* **Task statement**
Pick out all lines in the listing holding the string "content" and copy them.

* **Stored data entries**
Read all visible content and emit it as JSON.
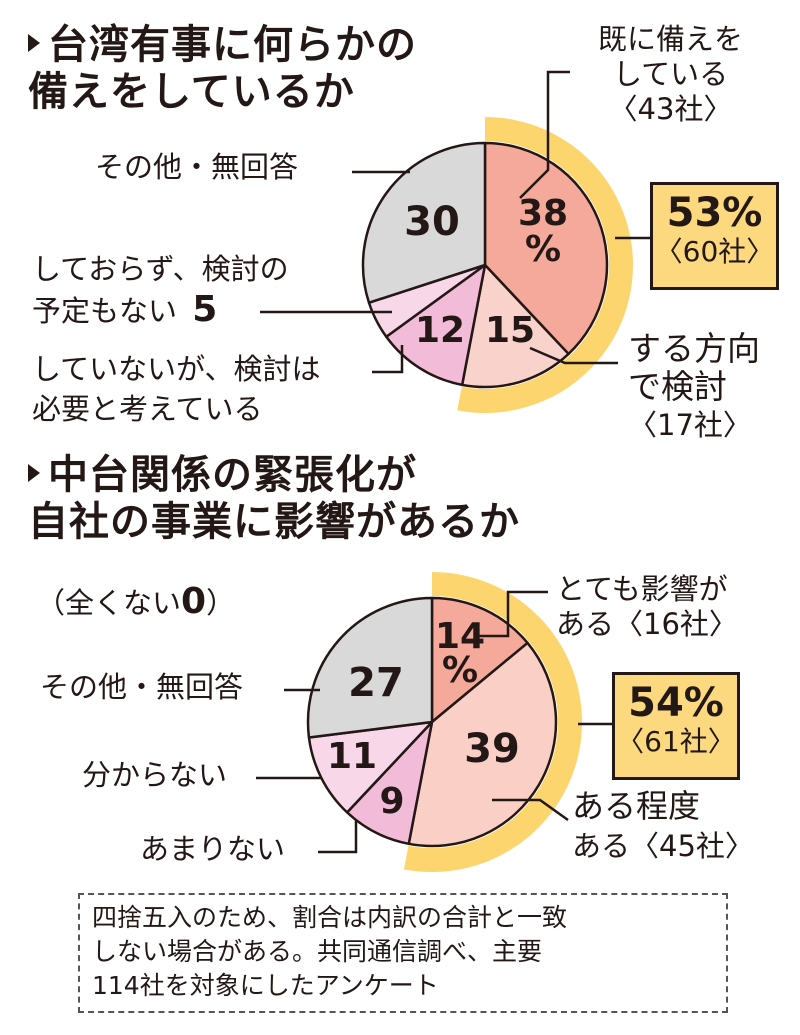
{
  "titles": {
    "chart1_line1": "台湾有事に何らかの",
    "chart1_line2": "備えをしているか",
    "chart2_line1": "中台関係の緊張化が",
    "chart2_line2": "自社の事業に影響があるか"
  },
  "chart1": {
    "labels": {
      "prepared_1": "既に備えを",
      "prepared_2": "している",
      "prepared_3": "〈43社〉",
      "other": "その他・無回答",
      "no_plan_1": "しておらず、検討の",
      "no_plan_2": "予定もない",
      "no_plan_value": "5",
      "need_1": "していないが、検討は",
      "need_2": "必要と考えている",
      "considering_1": "する方向",
      "considering_2": "で検討",
      "considering_3": "〈17社〉"
    },
    "numbers": {
      "prepared_a": "38",
      "prepared_b": "%",
      "other": "30",
      "need": "12",
      "considering": "15"
    },
    "callout": {
      "percent": "53%",
      "count": "〈60社〉"
    }
  },
  "chart2": {
    "labels": {
      "none_prefix": "（全くない",
      "none_value": "0",
      "none_suffix": "）",
      "very_1": "とても影響が",
      "very_2": "ある〈16社〉",
      "other": "その他・無回答",
      "unknown": "分からない",
      "little": "あまりない",
      "some_1": "ある程度",
      "some_2": "ある〈45社〉"
    },
    "numbers": {
      "very_a": "14",
      "very_b": "%",
      "other": "27",
      "unknown": "11",
      "little": "9",
      "some": "39"
    },
    "callout": {
      "percent": "54%",
      "count": "〈61社〉"
    }
  },
  "note": {
    "line1": "四捨五入のため、割合は内訳の合計と一致",
    "line2": "しない場合がある。共同通信調べ、主要",
    "line3": "114社を対象にしたアンケート"
  },
  "colors": {
    "ring": "#fcd56f",
    "outline": "#231815",
    "prepared": "#f4a99a",
    "considering": "#f9d2cb",
    "need": "#f2bcd8",
    "no_plan": "#f8d7e8",
    "other": "#d9d9da",
    "some": "#f9cfc6"
  },
  "chart_data": [
    {
      "type": "pie",
      "title": "台湾有事に何らかの備えをしているか",
      "unit": "%",
      "slices": [
        {
          "label": "既に備えをしている",
          "value": 38,
          "companies": 43
        },
        {
          "label": "する方向で検討",
          "value": 15,
          "companies": 17
        },
        {
          "label": "していないが、検討は必要と考えている",
          "value": 12
        },
        {
          "label": "しておらず、検討の予定もない",
          "value": 5
        },
        {
          "label": "その他・無回答",
          "value": 30
        }
      ],
      "highlight": {
        "label": "備えをしている＋する方向で検討",
        "value": 53,
        "companies": 60
      }
    },
    {
      "type": "pie",
      "title": "中台関係の緊張化が自社の事業に影響があるか",
      "unit": "%",
      "slices": [
        {
          "label": "とても影響がある",
          "value": 14,
          "companies": 16
        },
        {
          "label": "ある程度ある",
          "value": 39,
          "companies": 45
        },
        {
          "label": "あまりない",
          "value": 9
        },
        {
          "label": "分からない",
          "value": 11
        },
        {
          "label": "その他・無回答",
          "value": 27
        },
        {
          "label": "全くない",
          "value": 0
        }
      ],
      "highlight": {
        "label": "とても影響がある＋ある程度ある",
        "value": 54,
        "companies": 61
      }
    }
  ]
}
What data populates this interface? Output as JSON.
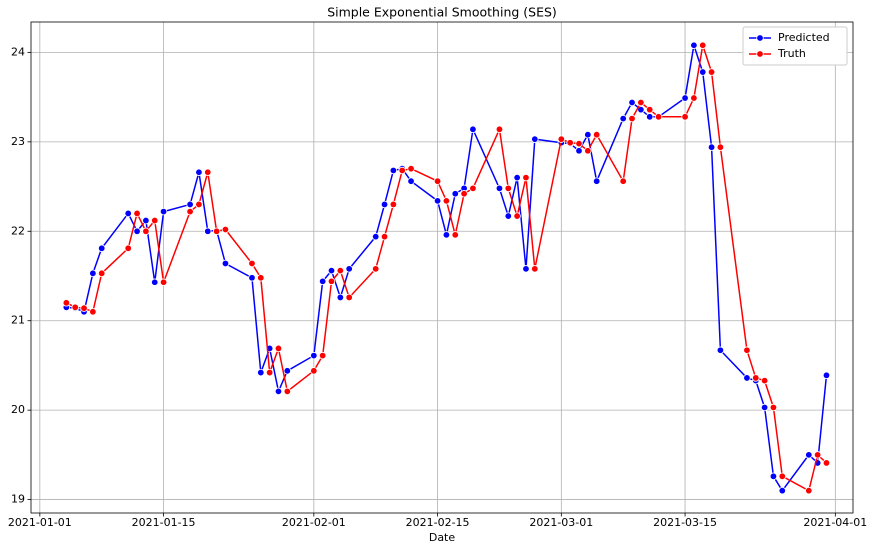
{
  "chart_data": {
    "type": "line",
    "title": "Simple Exponential Smoothing (SES)",
    "x_label": "Date",
    "x": [
      "2021-01-04",
      "2021-01-05",
      "2021-01-06",
      "2021-01-07",
      "2021-01-08",
      "2021-01-11",
      "2021-01-12",
      "2021-01-13",
      "2021-01-14",
      "2021-01-15",
      "2021-01-18",
      "2021-01-19",
      "2021-01-20",
      "2021-01-21",
      "2021-01-22",
      "2021-01-25",
      "2021-01-26",
      "2021-01-27",
      "2021-01-28",
      "2021-01-29",
      "2021-02-01",
      "2021-02-02",
      "2021-02-03",
      "2021-02-04",
      "2021-02-05",
      "2021-02-08",
      "2021-02-09",
      "2021-02-10",
      "2021-02-11",
      "2021-02-12",
      "2021-02-15",
      "2021-02-16",
      "2021-02-17",
      "2021-02-18",
      "2021-02-19",
      "2021-02-22",
      "2021-02-23",
      "2021-02-24",
      "2021-02-25",
      "2021-02-26",
      "2021-03-01",
      "2021-03-02",
      "2021-03-03",
      "2021-03-04",
      "2021-03-05",
      "2021-03-08",
      "2021-03-09",
      "2021-03-10",
      "2021-03-11",
      "2021-03-12",
      "2021-03-15",
      "2021-03-16",
      "2021-03-17",
      "2021-03-18",
      "2021-03-19",
      "2021-03-22",
      "2021-03-23",
      "2021-03-24",
      "2021-03-25",
      "2021-03-26",
      "2021-03-29",
      "2021-03-30",
      "2021-03-31"
    ],
    "series": [
      {
        "name": "Predicted",
        "color": "#0000ff",
        "values": [
          21.15,
          21.14,
          21.1,
          21.53,
          21.81,
          22.2,
          22.0,
          22.12,
          21.43,
          22.22,
          22.3,
          22.66,
          22.0,
          22.01,
          21.64,
          21.48,
          20.42,
          20.69,
          20.21,
          20.44,
          20.61,
          21.44,
          21.56,
          21.26,
          21.58,
          21.94,
          22.3,
          22.68,
          22.7,
          22.56,
          22.34,
          21.96,
          22.42,
          22.48,
          23.14,
          22.48,
          22.17,
          22.6,
          21.58,
          23.03,
          22.99,
          22.98,
          22.9,
          23.08,
          22.56,
          23.26,
          23.44,
          23.36,
          23.28,
          23.28,
          23.49,
          24.08,
          23.78,
          22.94,
          20.67,
          20.36,
          20.33,
          20.03,
          19.26,
          19.1,
          19.5,
          19.41,
          20.39
        ]
      },
      {
        "name": "Truth",
        "color": "#ff0000",
        "values": [
          21.2,
          21.15,
          21.14,
          21.1,
          21.53,
          21.81,
          22.2,
          22.0,
          22.12,
          21.43,
          22.22,
          22.3,
          22.66,
          22.0,
          22.02,
          21.64,
          21.48,
          20.42,
          20.69,
          20.21,
          20.44,
          20.61,
          21.44,
          21.56,
          21.26,
          21.58,
          21.94,
          22.3,
          22.68,
          22.7,
          22.56,
          22.34,
          21.96,
          22.42,
          22.48,
          23.14,
          22.48,
          22.17,
          22.6,
          21.58,
          23.03,
          22.99,
          22.98,
          22.9,
          23.08,
          22.56,
          23.26,
          23.44,
          23.36,
          23.28,
          23.28,
          23.49,
          24.08,
          23.78,
          22.94,
          20.67,
          20.36,
          20.33,
          20.03,
          19.26,
          19.1,
          19.5,
          19.41
        ]
      }
    ],
    "xlim": [
      "2020-12-31",
      "2021-04-03"
    ],
    "xticks": [
      "2021-01-01",
      "2021-01-15",
      "2021-02-01",
      "2021-02-15",
      "2021-03-01",
      "2021-03-15",
      "2021-04-01"
    ],
    "ylim": [
      18.85,
      24.34
    ],
    "yticks": [
      19,
      20,
      21,
      22,
      23,
      24
    ],
    "grid": true,
    "legend": "upper right"
  }
}
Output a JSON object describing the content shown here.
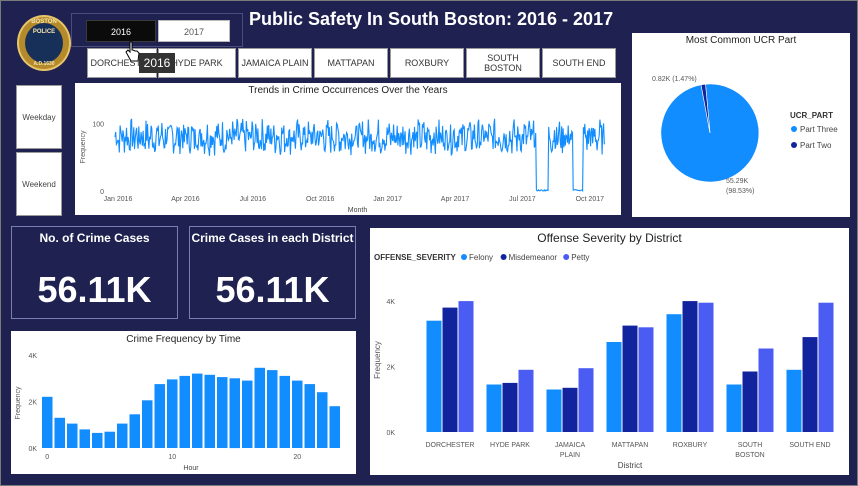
{
  "logo": {
    "top": "BOSTON",
    "mid": "POLICE",
    "date": "A.D.1630"
  },
  "title": "Public Safety In South Boston: 2016 - 2017",
  "years": {
    "selected": "2016",
    "other": "2017",
    "tooltip": "2016"
  },
  "districts": [
    "DORCHESTER",
    "HYDE PARK",
    "JAMAICA PLAIN",
    "MATTAPAN",
    "ROXBURY",
    "SOUTH BOSTON",
    "SOUTH END"
  ],
  "day_filters": [
    "Weekday",
    "Weekend"
  ],
  "cards": {
    "crime_cases": {
      "label": "No. of Crime Cases",
      "value": "56.11K"
    },
    "district_cases": {
      "label": "Crime Cases in each District",
      "value": "56.11K"
    }
  },
  "chart_data": [
    {
      "type": "line",
      "title": "Trends in Crime Occurrences Over the Years",
      "xlabel": "Month",
      "ylabel": "Frequency",
      "yticks": [
        "0",
        "100"
      ],
      "ylim": [
        0,
        130
      ],
      "xticks": [
        "Jan 2016",
        "Apr 2016",
        "Jul 2016",
        "Oct 2016",
        "Jan 2017",
        "Apr 2017",
        "Jul 2017",
        "Oct 2017"
      ],
      "series": [
        {
          "name": "Frequency",
          "color": "#118dff",
          "baseline": 80,
          "dips": [
            {
              "from": 0.86,
              "to": 0.885,
              "value": 0
            },
            {
              "from": 0.935,
              "to": 0.955,
              "value": 0
            }
          ]
        }
      ]
    },
    {
      "type": "pie",
      "title": "Most Common UCR Part",
      "legend_title": "UCR_PART",
      "slices": [
        {
          "name": "Part Three",
          "value": 55.29,
          "label": "55.29K",
          "pct": "(98.53%)",
          "color": "#118dff"
        },
        {
          "name": "Part Two",
          "value": 0.82,
          "label": "0.82K",
          "pct": "(1.47%)",
          "color": "#12239e"
        }
      ]
    },
    {
      "type": "bar",
      "title": "Crime Frequency by Time",
      "xlabel": "Hour",
      "ylabel": "Frequency",
      "ylim": [
        0,
        4000
      ],
      "yticks": [
        "0K",
        "2K",
        "4K"
      ],
      "xticks": [
        "0",
        "10",
        "20"
      ],
      "x": [
        0,
        1,
        2,
        3,
        4,
        5,
        6,
        7,
        8,
        9,
        10,
        11,
        12,
        13,
        14,
        15,
        16,
        17,
        18,
        19,
        20,
        21,
        22,
        23
      ],
      "values": [
        2200,
        1300,
        1050,
        800,
        650,
        700,
        1050,
        1450,
        2050,
        2750,
        2950,
        3100,
        3200,
        3150,
        3050,
        3000,
        2900,
        3450,
        3350,
        3100,
        2900,
        2750,
        2400,
        1800
      ],
      "color": "#118dff"
    },
    {
      "type": "bar",
      "title": "Offense Severity by District",
      "legend_title": "OFFENSE_SEVERITY",
      "xlabel": "District",
      "ylabel": "Frequency",
      "ylim": [
        0,
        4400
      ],
      "yticks": [
        "0K",
        "2K",
        "4K"
      ],
      "categories": [
        "DORCHESTER",
        "HYDE PARK",
        "JAMAICA PLAIN",
        "MATTAPAN",
        "ROXBURY",
        "SOUTH BOSTON",
        "SOUTH END"
      ],
      "series": [
        {
          "name": "Felony",
          "color": "#118dff",
          "values": [
            3400,
            1450,
            1300,
            2750,
            3600,
            1450,
            1900
          ]
        },
        {
          "name": "Misdemeanor",
          "color": "#12239e",
          "values": [
            3800,
            1500,
            1350,
            3250,
            4000,
            1850,
            2900
          ]
        },
        {
          "name": "Petty",
          "color": "#4a5cf2",
          "values": [
            4000,
            1900,
            1950,
            3200,
            3950,
            2550,
            3950
          ]
        }
      ]
    }
  ]
}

* **Exercise answer**
Read all visible content and emit it as JSON.
Output a JSON object describing the content shown here.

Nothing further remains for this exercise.